(Stored items from a collection)
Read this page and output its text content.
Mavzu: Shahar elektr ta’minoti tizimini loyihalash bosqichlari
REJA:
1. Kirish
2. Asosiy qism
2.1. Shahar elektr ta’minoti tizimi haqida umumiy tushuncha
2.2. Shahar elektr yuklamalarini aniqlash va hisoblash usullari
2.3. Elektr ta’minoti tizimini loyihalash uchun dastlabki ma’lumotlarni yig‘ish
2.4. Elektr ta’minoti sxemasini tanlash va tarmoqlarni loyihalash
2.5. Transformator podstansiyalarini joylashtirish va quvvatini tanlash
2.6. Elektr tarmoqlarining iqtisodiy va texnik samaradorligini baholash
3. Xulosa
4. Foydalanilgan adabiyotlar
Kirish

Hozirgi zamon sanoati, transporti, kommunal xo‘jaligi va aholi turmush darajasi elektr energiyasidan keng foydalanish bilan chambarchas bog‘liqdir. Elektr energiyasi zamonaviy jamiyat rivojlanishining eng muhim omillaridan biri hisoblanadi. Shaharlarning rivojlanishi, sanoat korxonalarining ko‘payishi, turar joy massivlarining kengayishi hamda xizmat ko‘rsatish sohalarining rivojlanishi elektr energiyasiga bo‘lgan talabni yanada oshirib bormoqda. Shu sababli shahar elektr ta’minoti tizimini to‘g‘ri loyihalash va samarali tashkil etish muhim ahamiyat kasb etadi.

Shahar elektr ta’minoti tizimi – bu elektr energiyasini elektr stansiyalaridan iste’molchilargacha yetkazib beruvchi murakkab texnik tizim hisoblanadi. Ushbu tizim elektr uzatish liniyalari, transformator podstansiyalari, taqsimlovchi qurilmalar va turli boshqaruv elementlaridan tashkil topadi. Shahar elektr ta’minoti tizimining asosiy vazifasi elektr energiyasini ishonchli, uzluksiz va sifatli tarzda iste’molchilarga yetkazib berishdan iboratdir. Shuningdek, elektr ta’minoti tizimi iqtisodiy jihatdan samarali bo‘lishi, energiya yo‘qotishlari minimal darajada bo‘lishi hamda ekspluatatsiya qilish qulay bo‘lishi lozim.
...
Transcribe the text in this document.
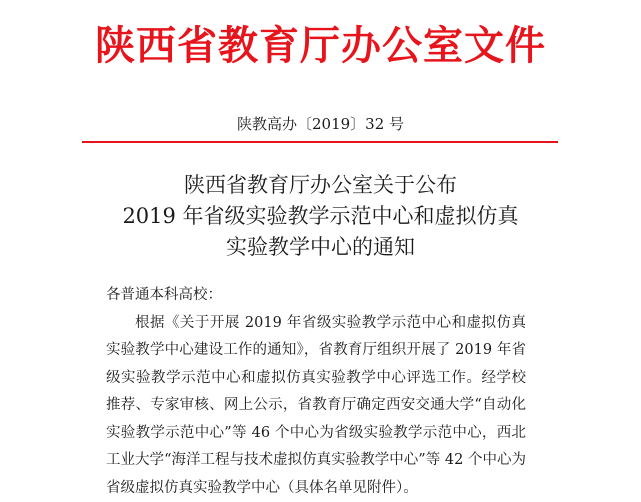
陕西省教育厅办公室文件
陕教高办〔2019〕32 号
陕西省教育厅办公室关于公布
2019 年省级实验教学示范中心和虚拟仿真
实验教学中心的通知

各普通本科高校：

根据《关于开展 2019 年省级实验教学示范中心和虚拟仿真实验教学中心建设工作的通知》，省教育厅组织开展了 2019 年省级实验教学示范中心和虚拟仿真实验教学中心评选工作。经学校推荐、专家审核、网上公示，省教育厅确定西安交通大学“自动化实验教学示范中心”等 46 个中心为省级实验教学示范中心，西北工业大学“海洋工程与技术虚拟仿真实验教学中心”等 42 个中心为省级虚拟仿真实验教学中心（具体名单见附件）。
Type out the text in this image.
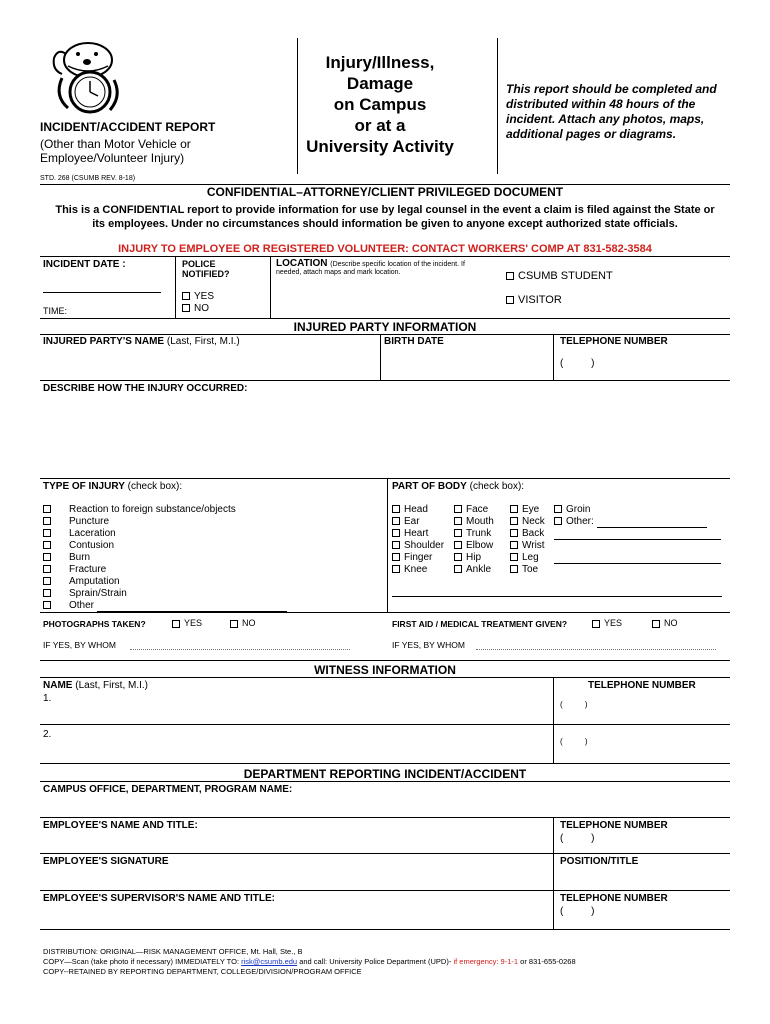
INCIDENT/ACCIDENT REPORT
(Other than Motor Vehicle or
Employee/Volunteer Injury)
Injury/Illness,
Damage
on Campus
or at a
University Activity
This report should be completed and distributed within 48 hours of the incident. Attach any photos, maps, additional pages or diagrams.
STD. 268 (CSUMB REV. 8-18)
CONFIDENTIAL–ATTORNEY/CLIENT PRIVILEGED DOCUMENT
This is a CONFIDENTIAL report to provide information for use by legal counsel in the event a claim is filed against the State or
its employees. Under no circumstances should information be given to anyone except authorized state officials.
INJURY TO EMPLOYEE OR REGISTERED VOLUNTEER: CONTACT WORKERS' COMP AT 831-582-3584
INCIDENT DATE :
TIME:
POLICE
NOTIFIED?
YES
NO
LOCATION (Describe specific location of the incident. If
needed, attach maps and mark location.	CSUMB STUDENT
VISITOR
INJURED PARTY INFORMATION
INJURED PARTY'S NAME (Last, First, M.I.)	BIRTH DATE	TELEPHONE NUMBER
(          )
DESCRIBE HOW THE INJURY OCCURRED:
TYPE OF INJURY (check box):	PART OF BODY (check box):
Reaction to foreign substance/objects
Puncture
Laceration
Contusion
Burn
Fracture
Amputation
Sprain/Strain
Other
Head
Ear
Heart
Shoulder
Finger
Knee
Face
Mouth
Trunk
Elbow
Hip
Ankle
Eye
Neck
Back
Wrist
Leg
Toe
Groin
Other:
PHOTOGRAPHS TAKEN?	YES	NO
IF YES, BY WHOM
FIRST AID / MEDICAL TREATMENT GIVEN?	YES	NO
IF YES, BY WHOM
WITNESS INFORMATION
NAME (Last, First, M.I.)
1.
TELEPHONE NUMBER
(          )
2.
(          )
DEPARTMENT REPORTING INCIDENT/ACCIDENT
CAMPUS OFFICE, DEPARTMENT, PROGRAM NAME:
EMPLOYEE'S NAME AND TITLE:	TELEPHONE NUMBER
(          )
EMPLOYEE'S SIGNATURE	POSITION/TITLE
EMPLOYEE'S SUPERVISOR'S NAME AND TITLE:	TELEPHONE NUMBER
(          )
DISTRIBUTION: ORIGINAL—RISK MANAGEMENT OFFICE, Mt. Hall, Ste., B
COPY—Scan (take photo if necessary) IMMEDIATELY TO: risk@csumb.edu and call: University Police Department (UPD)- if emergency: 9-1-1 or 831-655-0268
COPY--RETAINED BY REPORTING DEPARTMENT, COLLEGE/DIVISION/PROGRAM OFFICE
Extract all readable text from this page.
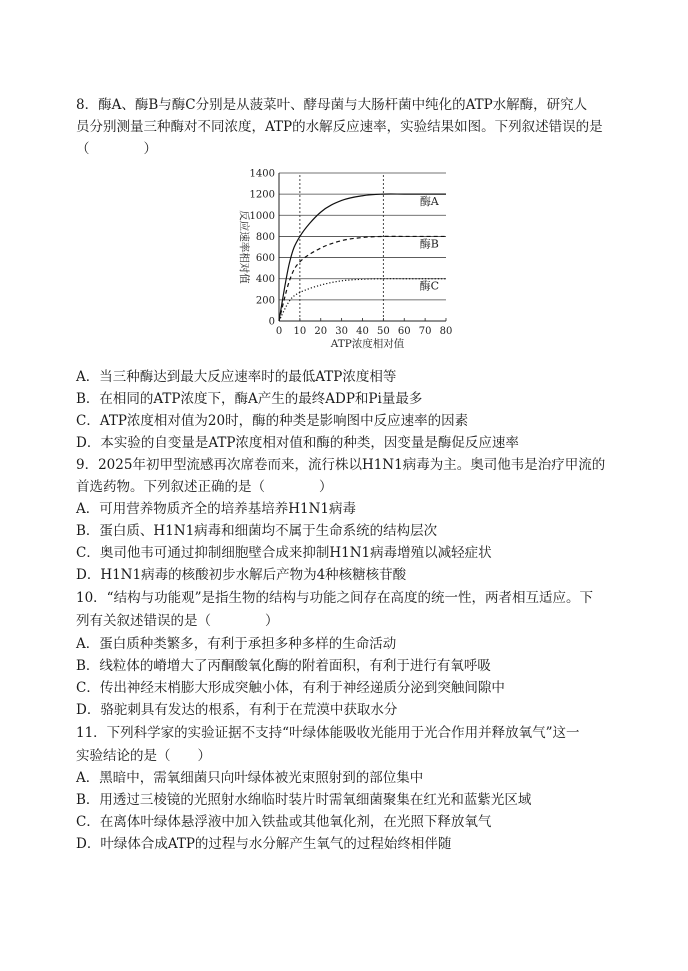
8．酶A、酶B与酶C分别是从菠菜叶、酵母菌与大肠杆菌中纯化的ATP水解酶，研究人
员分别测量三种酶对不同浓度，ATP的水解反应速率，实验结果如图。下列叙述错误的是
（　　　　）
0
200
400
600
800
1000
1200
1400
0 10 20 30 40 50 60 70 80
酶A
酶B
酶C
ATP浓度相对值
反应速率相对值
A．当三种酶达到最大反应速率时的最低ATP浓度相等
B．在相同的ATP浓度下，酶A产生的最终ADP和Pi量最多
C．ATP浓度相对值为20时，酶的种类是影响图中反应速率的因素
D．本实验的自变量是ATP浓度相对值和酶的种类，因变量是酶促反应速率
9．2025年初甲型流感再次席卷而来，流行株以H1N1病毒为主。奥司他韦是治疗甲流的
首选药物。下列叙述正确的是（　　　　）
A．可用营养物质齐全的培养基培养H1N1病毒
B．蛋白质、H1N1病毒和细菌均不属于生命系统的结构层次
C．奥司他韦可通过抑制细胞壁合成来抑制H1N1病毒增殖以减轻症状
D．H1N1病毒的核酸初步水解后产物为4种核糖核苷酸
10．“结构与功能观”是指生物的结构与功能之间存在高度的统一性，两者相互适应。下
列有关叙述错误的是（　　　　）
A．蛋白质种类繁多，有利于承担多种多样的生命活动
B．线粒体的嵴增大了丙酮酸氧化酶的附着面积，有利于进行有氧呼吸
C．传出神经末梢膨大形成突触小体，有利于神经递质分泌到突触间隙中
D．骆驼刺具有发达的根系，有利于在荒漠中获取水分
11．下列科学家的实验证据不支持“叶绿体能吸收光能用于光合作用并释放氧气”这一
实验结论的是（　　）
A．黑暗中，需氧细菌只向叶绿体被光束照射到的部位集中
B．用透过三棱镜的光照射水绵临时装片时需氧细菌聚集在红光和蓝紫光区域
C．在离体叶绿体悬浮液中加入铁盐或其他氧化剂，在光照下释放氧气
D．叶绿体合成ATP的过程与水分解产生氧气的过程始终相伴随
---
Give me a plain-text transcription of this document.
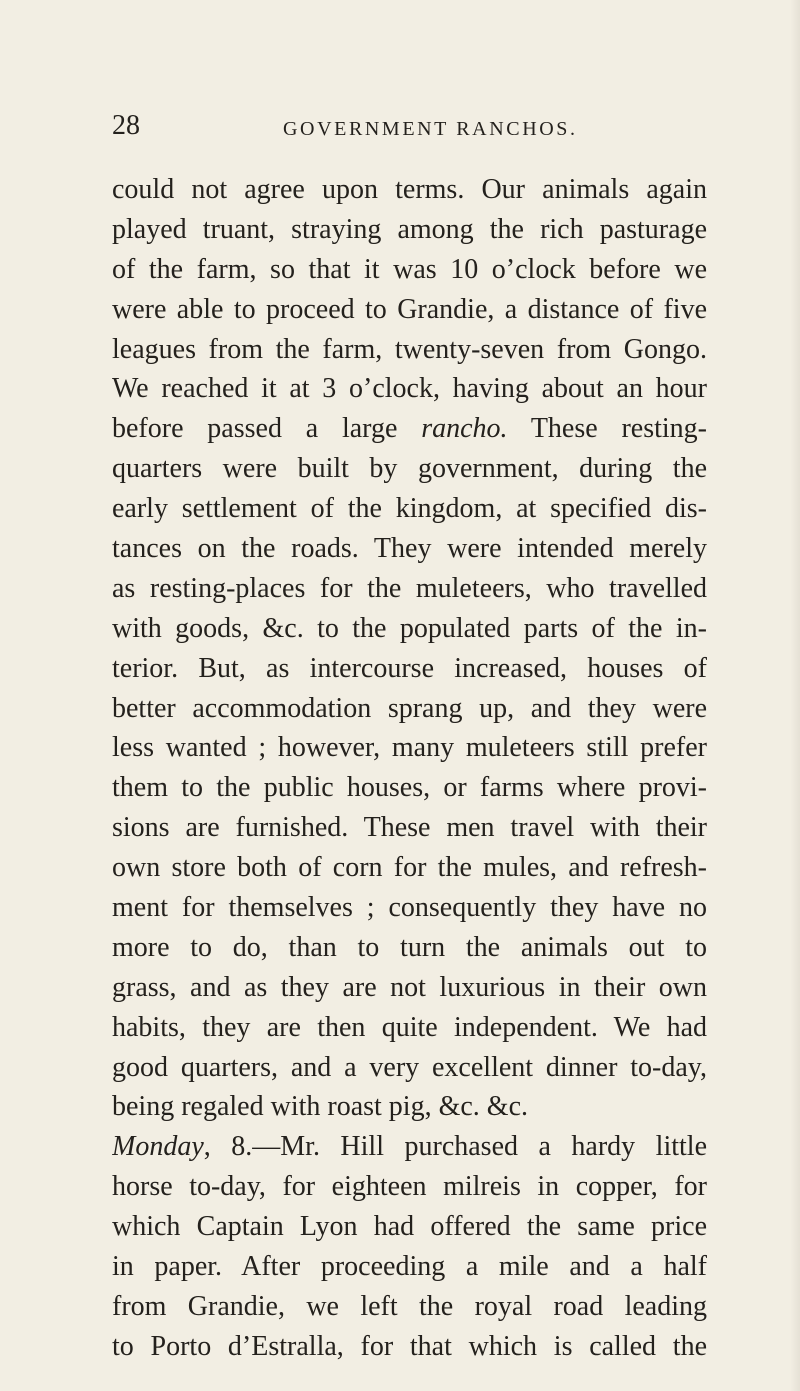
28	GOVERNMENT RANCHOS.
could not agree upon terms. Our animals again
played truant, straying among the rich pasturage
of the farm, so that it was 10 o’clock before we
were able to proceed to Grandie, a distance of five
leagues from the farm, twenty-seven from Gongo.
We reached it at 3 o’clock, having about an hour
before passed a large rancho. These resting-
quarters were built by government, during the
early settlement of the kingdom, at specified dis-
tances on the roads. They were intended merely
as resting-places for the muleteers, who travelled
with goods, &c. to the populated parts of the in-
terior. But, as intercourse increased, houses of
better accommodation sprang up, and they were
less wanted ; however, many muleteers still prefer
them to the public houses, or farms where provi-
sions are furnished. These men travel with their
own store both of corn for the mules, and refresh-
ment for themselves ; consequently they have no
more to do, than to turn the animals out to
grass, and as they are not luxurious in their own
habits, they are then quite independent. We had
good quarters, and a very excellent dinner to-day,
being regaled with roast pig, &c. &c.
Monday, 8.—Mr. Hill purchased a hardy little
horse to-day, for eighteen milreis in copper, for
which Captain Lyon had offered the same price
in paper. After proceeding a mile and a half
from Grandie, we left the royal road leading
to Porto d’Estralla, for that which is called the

- Aim: Find all lines holding the string "that" and copy them.

- Solution below:
of the farm, so that it was 10 o’clock before we
to Porto d’Estralla, for that which is called the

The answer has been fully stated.